» Given exercise: Copy every line in the records below that contains the word "Theorem".

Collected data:

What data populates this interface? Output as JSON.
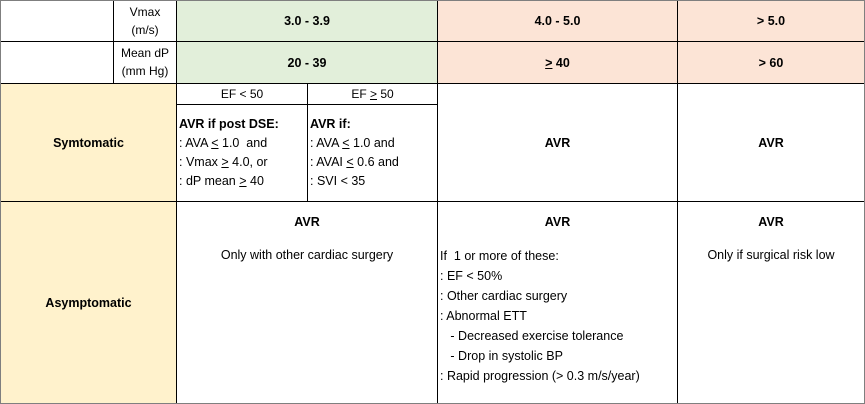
{
  "header": {
    "vmax_label_1": "Vmax",
    "vmax_label_2": "(m/s)",
    "vmax_col1": "3.0 - 3.9",
    "vmax_col2": "4.0 - 5.0",
    "vmax_col3": "> 5.0",
    "meandp_label_1": "Mean dP",
    "meandp_label_2": "(mm Hg)",
    "meandp_col1": "20 - 39",
    "meandp_col2_sym": ">",
    "meandp_col2_val": " 40",
    "meandp_col3": "> 60"
  },
  "symptomatic": {
    "label": "Symtomatic",
    "ef_low_header": "EF < 50",
    "ef_high_header_prefix": "EF ",
    "ef_high_header_sym": ">",
    "ef_high_header_val": " 50",
    "ef_low": {
      "title": "AVR if post DSE:",
      "line1_pre": ": AVA ",
      "line1_sym": "<",
      "line1_post": " 1.0  and",
      "line2_pre": ": Vmax ",
      "line2_sym": ">",
      "line2_post": " 4.0, or",
      "line3_pre": ": dP mean ",
      "line3_sym": ">",
      "line3_post": " 40"
    },
    "ef_high": {
      "title": "AVR if:",
      "line1_pre": ": AVA ",
      "line1_sym": "<",
      "line1_post": " 1.0 and",
      "line2_pre": ": AVAI ",
      "line2_sym": "<",
      "line2_post": " 0.6 and",
      "line3": ": SVI < 35"
    },
    "col2": "AVR",
    "col3": "AVR"
  },
  "asymptomatic": {
    "label": "Asymptomatic",
    "col1_title": "AVR",
    "col1_note": "Only with other cardiac surgery",
    "col2_title": "AVR",
    "col2_lines": [
      "If  1 or more of these:",
      ": EF < 50%",
      ": Other cardiac surgery",
      ": Abnormal ETT",
      "   - Decreased exercise tolerance",
      "   - Drop in systolic BP",
      ": Rapid progression (> 0.3 m/s/year)"
    ],
    "col3_title": "AVR",
    "col3_note": "Only if surgical risk low"
  },
  "colors": {
    "green": "#e2efda",
    "peach": "#fce4d6",
    "tan": "#fff2cc"
  }
}
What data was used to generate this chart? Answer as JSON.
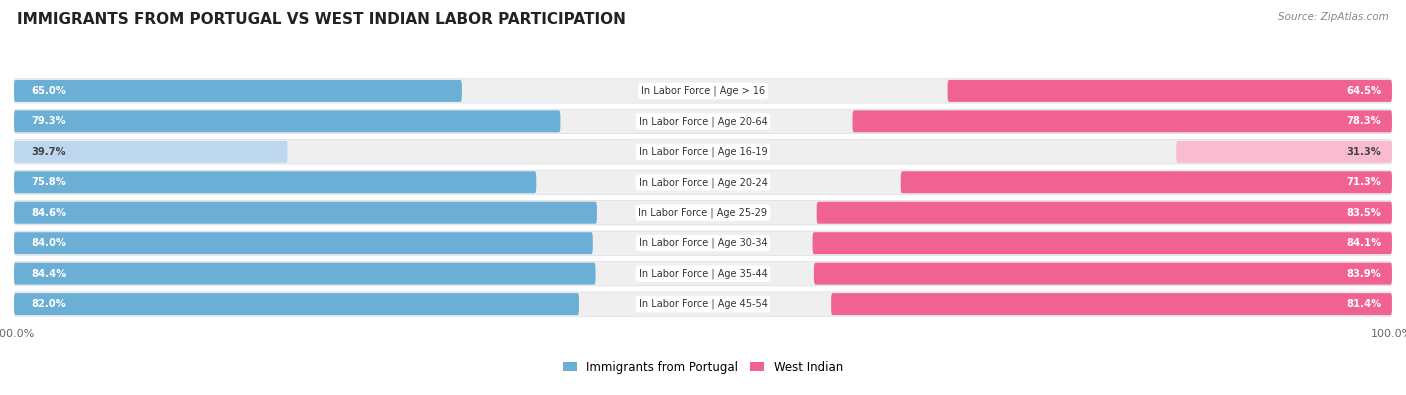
{
  "title": "IMMIGRANTS FROM PORTUGAL VS WEST INDIAN LABOR PARTICIPATION",
  "source": "Source: ZipAtlas.com",
  "categories": [
    "In Labor Force | Age > 16",
    "In Labor Force | Age 20-64",
    "In Labor Force | Age 16-19",
    "In Labor Force | Age 20-24",
    "In Labor Force | Age 25-29",
    "In Labor Force | Age 30-34",
    "In Labor Force | Age 35-44",
    "In Labor Force | Age 45-54"
  ],
  "portugal_values": [
    65.0,
    79.3,
    39.7,
    75.8,
    84.6,
    84.0,
    84.4,
    82.0
  ],
  "west_indian_values": [
    64.5,
    78.3,
    31.3,
    71.3,
    83.5,
    84.1,
    83.9,
    81.4
  ],
  "portugal_color": "#6BAED6",
  "portugal_color_light": "#BDD7EE",
  "west_indian_color": "#F06292",
  "west_indian_color_light": "#F8BBD0",
  "bg_row_color": "#EFEFEF",
  "bg_color": "#FFFFFF",
  "max_value": 100.0,
  "title_fontsize": 11,
  "bar_height": 0.72,
  "legend_portugal_label": "Immigrants from Portugal",
  "legend_west_indian_label": "West Indian"
}
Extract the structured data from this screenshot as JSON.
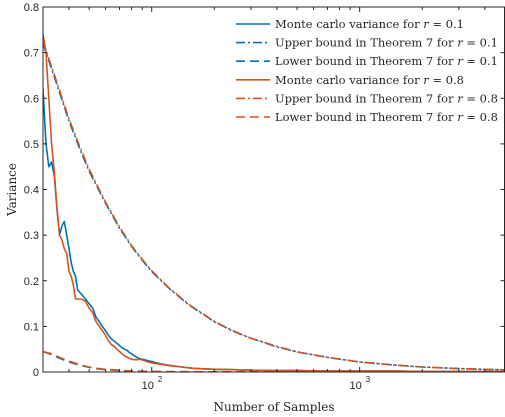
{
  "chart_data": {
    "type": "line",
    "xlabel": "Number of Samples",
    "ylabel": "Variance",
    "xscale": "log",
    "xlim": [
      30,
      5000
    ],
    "ylim": [
      0,
      0.8
    ],
    "grid": false,
    "legend_position": "top-right",
    "y_ticks": [
      "0",
      "0.1",
      "0.2",
      "0.3",
      "0.4",
      "0.5",
      "0.6",
      "0.7",
      "0.8"
    ],
    "x_ticks": [
      {
        "base": "10",
        "exp": "2",
        "value": 100
      },
      {
        "base": "10",
        "exp": "3",
        "value": 1000
      }
    ],
    "colors": {
      "blue": "#0072BD",
      "orange": "#D95319",
      "axis": "#262626"
    },
    "series": [
      {
        "name": "Monte carlo variance for r = 0.1",
        "color": "#0072BD",
        "dash": "solid",
        "x": [
          30,
          31,
          32,
          33,
          34,
          35,
          36,
          37,
          38,
          39,
          40,
          41,
          42,
          43,
          44,
          46,
          48,
          50,
          52,
          54,
          56,
          58,
          60,
          62,
          64,
          66,
          68,
          70,
          72,
          74,
          76,
          78,
          80,
          82,
          85,
          88,
          92,
          96,
          100,
          110,
          120,
          140,
          160,
          200,
          250,
          300,
          400,
          500,
          700,
          1000,
          1500,
          2000,
          3000,
          5000
        ],
        "y": [
          0.62,
          0.5,
          0.45,
          0.46,
          0.43,
          0.36,
          0.3,
          0.32,
          0.33,
          0.3,
          0.27,
          0.24,
          0.22,
          0.21,
          0.18,
          0.17,
          0.16,
          0.15,
          0.14,
          0.12,
          0.11,
          0.1,
          0.09,
          0.08,
          0.072,
          0.068,
          0.063,
          0.058,
          0.053,
          0.05,
          0.048,
          0.043,
          0.04,
          0.036,
          0.032,
          0.029,
          0.027,
          0.025,
          0.023,
          0.018,
          0.015,
          0.011,
          0.008,
          0.006,
          0.005,
          0.004,
          0.003,
          0.003,
          0.002,
          0.002,
          0.002,
          0.001,
          0.001,
          0.001
        ]
      },
      {
        "name": "Upper bound in Theorem 7 for r = 0.1",
        "color": "#0072BD",
        "dash": "dashdot",
        "x": [
          30,
          35,
          40,
          45,
          50,
          60,
          70,
          80,
          90,
          100,
          120,
          150,
          200,
          250,
          300,
          400,
          500,
          700,
          1000,
          1500,
          2000,
          3000,
          5000
        ],
        "y": [
          0.72,
          0.63,
          0.55,
          0.49,
          0.44,
          0.37,
          0.315,
          0.275,
          0.245,
          0.22,
          0.185,
          0.148,
          0.11,
          0.088,
          0.074,
          0.055,
          0.044,
          0.032,
          0.022,
          0.015,
          0.011,
          0.0075,
          0.0045
        ]
      },
      {
        "name": "Lower bound in Theorem 7 for r = 0.1",
        "color": "#0072BD",
        "dash": "dashed",
        "x": [
          30,
          33,
          36,
          40,
          45,
          50,
          55,
          60,
          70,
          80,
          100,
          150,
          200,
          500,
          1000,
          5000
        ],
        "y": [
          0.045,
          0.038,
          0.03,
          0.022,
          0.015,
          0.01,
          0.007,
          0.005,
          0.003,
          0.002,
          0.001,
          0.0005,
          0.0003,
          0.0001,
          0.0,
          0.0
        ]
      },
      {
        "name": "Monte carlo variance for r = 0.8",
        "color": "#D95319",
        "dash": "solid",
        "x": [
          30,
          31,
          32,
          33,
          34,
          35,
          36,
          37,
          38,
          39,
          40,
          41,
          42,
          43,
          44,
          46,
          48,
          50,
          52,
          54,
          56,
          58,
          60,
          62,
          64,
          66,
          68,
          70,
          72,
          74,
          76,
          78,
          80,
          82,
          85,
          88,
          92,
          96,
          100,
          110,
          120,
          140,
          160,
          200,
          250,
          300,
          400,
          500,
          700,
          1000,
          1500,
          2000,
          3000,
          5000
        ],
        "y": [
          0.74,
          0.7,
          0.6,
          0.5,
          0.44,
          0.36,
          0.3,
          0.29,
          0.27,
          0.26,
          0.22,
          0.21,
          0.19,
          0.16,
          0.16,
          0.16,
          0.155,
          0.14,
          0.13,
          0.11,
          0.1,
          0.09,
          0.08,
          0.068,
          0.06,
          0.056,
          0.05,
          0.045,
          0.04,
          0.035,
          0.033,
          0.03,
          0.028,
          0.027,
          0.027,
          0.028,
          0.025,
          0.022,
          0.02,
          0.017,
          0.014,
          0.011,
          0.008,
          0.006,
          0.005,
          0.004,
          0.003,
          0.003,
          0.002,
          0.002,
          0.002,
          0.001,
          0.001,
          0.001
        ]
      },
      {
        "name": "Upper bound in Theorem 7 for r = 0.8",
        "color": "#D95319",
        "dash": "dashdot",
        "x": [
          30,
          35,
          40,
          45,
          50,
          60,
          70,
          80,
          90,
          100,
          120,
          150,
          200,
          250,
          300,
          400,
          500,
          700,
          1000,
          1500,
          2000,
          3000,
          5000
        ],
        "y": [
          0.725,
          0.635,
          0.555,
          0.495,
          0.445,
          0.372,
          0.318,
          0.277,
          0.247,
          0.222,
          0.186,
          0.149,
          0.111,
          0.089,
          0.074,
          0.056,
          0.044,
          0.032,
          0.022,
          0.015,
          0.011,
          0.0075,
          0.0045
        ]
      },
      {
        "name": "Lower bound in Theorem 7 for r = 0.8",
        "color": "#D95319",
        "dash": "dashed",
        "x": [
          30,
          33,
          36,
          40,
          45,
          50,
          55,
          60,
          70,
          80,
          100,
          150,
          200,
          500,
          1000,
          5000
        ],
        "y": [
          0.045,
          0.04,
          0.032,
          0.024,
          0.016,
          0.011,
          0.008,
          0.006,
          0.004,
          0.002,
          0.001,
          0.0005,
          0.0003,
          0.0001,
          0.0,
          0.0
        ]
      }
    ],
    "legend": [
      {
        "prefix": "Monte carlo variance for ",
        "var": "r",
        "suffix": " = 0.1",
        "color": "#0072BD",
        "dash": "solid"
      },
      {
        "prefix": "Upper bound in Theorem 7 for ",
        "var": "r",
        "suffix": " = 0.1",
        "color": "#0072BD",
        "dash": "dashdot"
      },
      {
        "prefix": "Lower bound in Theorem 7 for ",
        "var": "r",
        "suffix": " = 0.1",
        "color": "#0072BD",
        "dash": "dashed"
      },
      {
        "prefix": "Monte carlo variance for ",
        "var": "r",
        "suffix": " = 0.8",
        "color": "#D95319",
        "dash": "solid"
      },
      {
        "prefix": "Upper bound in Theorem 7 for ",
        "var": "r",
        "suffix": " = 0.8",
        "color": "#D95319",
        "dash": "dashdot"
      },
      {
        "prefix": "Lower bound in Theorem 7 for ",
        "var": "r",
        "suffix": " = 0.8",
        "color": "#D95319",
        "dash": "dashed"
      }
    ]
  }
}
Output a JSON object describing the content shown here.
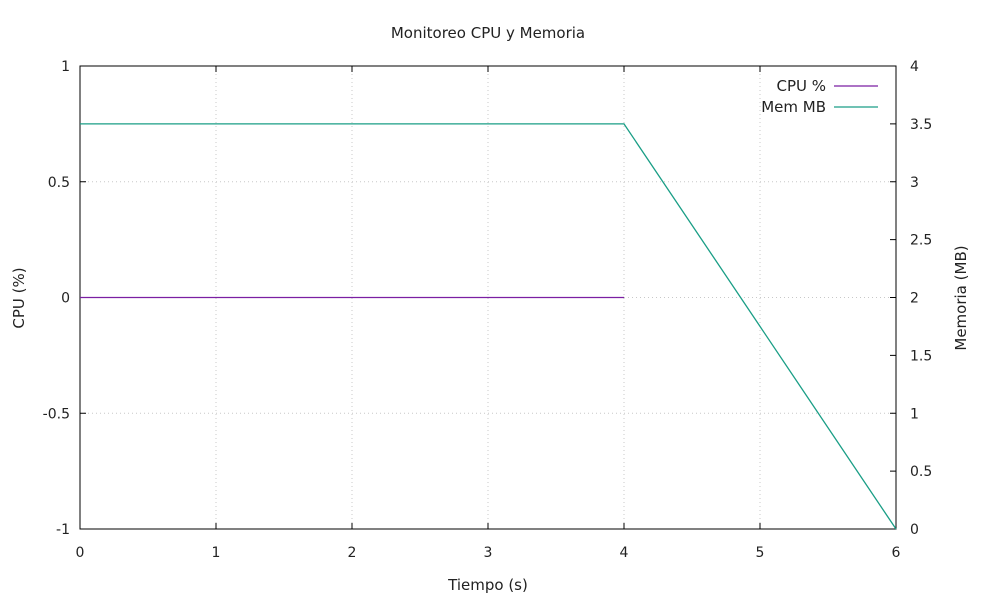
{
  "chart_data": {
    "type": "line",
    "title": "Monitoreo CPU y Memoria",
    "xlabel": "Tiempo (s)",
    "ylabel": "CPU (%)",
    "y2label": "Memoria (MB)",
    "xlim": [
      0,
      6
    ],
    "ylim": [
      -1,
      1
    ],
    "y2lim": [
      0,
      4
    ],
    "xticks": [
      "0",
      "1",
      "2",
      "3",
      "4",
      "5",
      "6"
    ],
    "yticks": [
      "-1",
      "-0.5",
      "0",
      "0.5",
      "1"
    ],
    "y2ticks": [
      "0",
      "0.5",
      "1",
      "1.5",
      "2",
      "2.5",
      "3",
      "3.5",
      "4"
    ],
    "grid": true,
    "legend_position": "top-right",
    "series": [
      {
        "name": "CPU %",
        "axis": "y",
        "color": "#7b1fa2",
        "x": [
          0,
          1,
          2,
          3,
          4
        ],
        "y": [
          0,
          0,
          0,
          0,
          0
        ]
      },
      {
        "name": "Mem MB",
        "axis": "y2",
        "color": "#1a9e86",
        "x": [
          0,
          1,
          2,
          3,
          4,
          5,
          6
        ],
        "y": [
          3.5,
          3.5,
          3.5,
          3.5,
          3.5,
          1.75,
          0
        ]
      }
    ]
  }
}
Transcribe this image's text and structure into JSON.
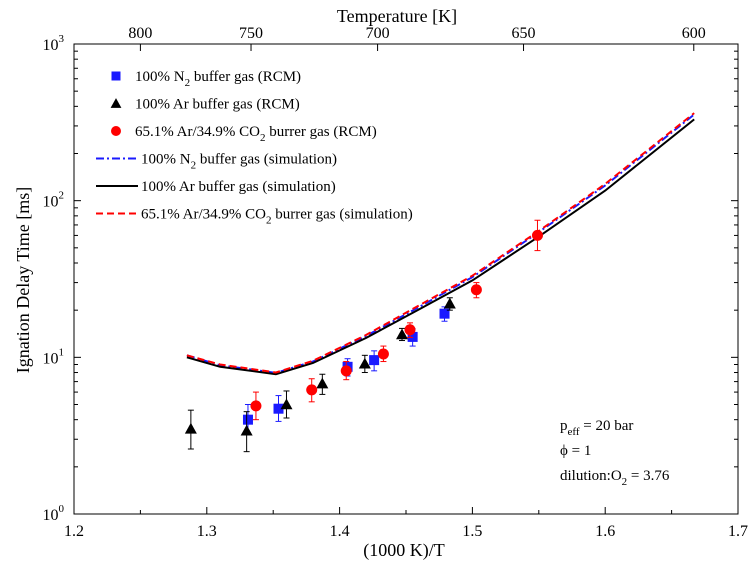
{
  "chart_data": {
    "type": "scatter",
    "xlabel": "(1000 K)/T",
    "ylabel": "Ignation Delay Time [ms]",
    "top_xlabel": "Temperature [K]",
    "xlim": [
      1.2,
      1.7
    ],
    "ylim": [
      1,
      1000
    ],
    "y_scale": "log",
    "grid": false,
    "legend_position": "top-left",
    "x_ticks": [
      "1.2",
      "1.3",
      "1.4",
      "1.5",
      "1.6",
      "1.7"
    ],
    "y_ticks": [
      {
        "base": "10",
        "exp": "0",
        "value": 1
      },
      {
        "base": "10",
        "exp": "1",
        "value": 10
      },
      {
        "base": "10",
        "exp": "2",
        "value": 100
      },
      {
        "base": "10",
        "exp": "3",
        "value": 1000
      }
    ],
    "top_ticks": [
      {
        "label": "800",
        "x": 1.25
      },
      {
        "label": "750",
        "x": 1.3333
      },
      {
        "label": "700",
        "x": 1.4286
      },
      {
        "label": "650",
        "x": 1.5385
      },
      {
        "label": "600",
        "x": 1.6667
      }
    ],
    "series": [
      {
        "name_parts": [
          [
            "100% N",
            ""
          ],
          [
            "2",
            "sub"
          ],
          [
            " buffer gas (RCM)",
            ""
          ]
        ],
        "kind": "points",
        "marker": "square",
        "color": "#1a1aff",
        "x": [
          1.331,
          1.354,
          1.406,
          1.426,
          1.455,
          1.479
        ],
        "y": [
          4.0,
          4.7,
          8.7,
          9.6,
          13.5,
          19.0
        ],
        "err_low": [
          3.3,
          3.9,
          7.6,
          8.2,
          11.8,
          17.0
        ],
        "err_high": [
          5.0,
          5.7,
          9.8,
          11.0,
          15.2,
          21.0
        ]
      },
      {
        "name_parts": [
          [
            "100% Ar buffer gas (RCM)",
            ""
          ]
        ],
        "kind": "points",
        "marker": "triangle",
        "color": "#000000",
        "x": [
          1.288,
          1.33,
          1.36,
          1.387,
          1.419,
          1.447,
          1.483
        ],
        "y": [
          3.5,
          3.4,
          5.0,
          6.8,
          9.1,
          14.0,
          22.0
        ],
        "err_low": [
          2.6,
          2.5,
          4.1,
          5.8,
          8.0,
          12.8,
          20.0
        ],
        "err_high": [
          4.6,
          4.5,
          6.1,
          7.8,
          10.3,
          15.3,
          24.0
        ]
      },
      {
        "name_parts": [
          [
            "65.1% Ar/34.9% CO",
            ""
          ],
          [
            "2",
            "sub"
          ],
          [
            " burrer gas (RCM)",
            ""
          ]
        ],
        "kind": "points",
        "marker": "circle",
        "color": "#ff0000",
        "x": [
          1.337,
          1.379,
          1.405,
          1.433,
          1.453,
          1.503,
          1.549
        ],
        "y": [
          4.9,
          6.2,
          8.2,
          10.5,
          15.0,
          27.0,
          60.0
        ],
        "err_low": [
          4.0,
          5.2,
          7.2,
          9.4,
          13.4,
          24.0,
          48.0
        ],
        "err_high": [
          6.0,
          7.3,
          9.4,
          11.8,
          16.6,
          30.0,
          75.0
        ]
      },
      {
        "name_parts": [
          [
            "100% N",
            ""
          ],
          [
            "2",
            "sub"
          ],
          [
            " buffer gas (simulation)",
            ""
          ]
        ],
        "kind": "line",
        "dash": "8,3,2,3",
        "color": "#1a1aff",
        "x": [
          1.285,
          1.31,
          1.352,
          1.38,
          1.42,
          1.46,
          1.5,
          1.55,
          1.6,
          1.667
        ],
        "y": [
          10.3,
          8.9,
          7.95,
          9.4,
          13.7,
          21.0,
          32.5,
          63.0,
          125.0,
          355.0
        ]
      },
      {
        "name_parts": [
          [
            "100% Ar buffer gas (simulation)",
            ""
          ]
        ],
        "kind": "line",
        "dash": "",
        "color": "#000000",
        "x": [
          1.285,
          1.31,
          1.352,
          1.38,
          1.42,
          1.46,
          1.5,
          1.55,
          1.6,
          1.667
        ],
        "y": [
          10.0,
          8.7,
          7.8,
          9.2,
          13.3,
          20.3,
          31.0,
          59.0,
          116.0,
          330.0
        ]
      },
      {
        "name_parts": [
          [
            "65.1% Ar/34.9% CO",
            ""
          ],
          [
            "2",
            "sub"
          ],
          [
            " burrer gas (simulation)",
            ""
          ]
        ],
        "kind": "line",
        "dash": "7,4",
        "color": "#ff0000",
        "x": [
          1.285,
          1.31,
          1.352,
          1.38,
          1.42,
          1.46,
          1.5,
          1.55,
          1.6,
          1.667
        ],
        "y": [
          10.3,
          9.0,
          8.0,
          9.5,
          13.9,
          21.5,
          33.2,
          64.0,
          128.0,
          362.0
        ]
      }
    ],
    "annotations": [
      [
        [
          "p",
          ""
        ],
        [
          "eff",
          "sub"
        ],
        [
          " = 20 bar",
          ""
        ]
      ],
      [
        [
          "ϕ = 1",
          ""
        ]
      ],
      [
        [
          "dilution:O",
          ""
        ],
        [
          "2",
          "sub"
        ],
        [
          " = 3.76",
          ""
        ]
      ]
    ]
  }
}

» Finished exercise:
        "name": "Upper bound in Theorem 7 for r = 0.1",
        "name": "Lower bound in Theorem 7 for r = 0.1",
        "name": "Upper bound in Theorem 7 for r = 0.8",
        "name": "Lower bound in Theorem 7 for r = 0.8",
        "prefix": "Upper bound in Theorem 7 for ",
        "prefix": "Lower bound in Theorem 7 for ",
        "prefix": "Upper bound in Theorem 7 for ",
        "prefix": "Lower bound in Theorem 7 for ",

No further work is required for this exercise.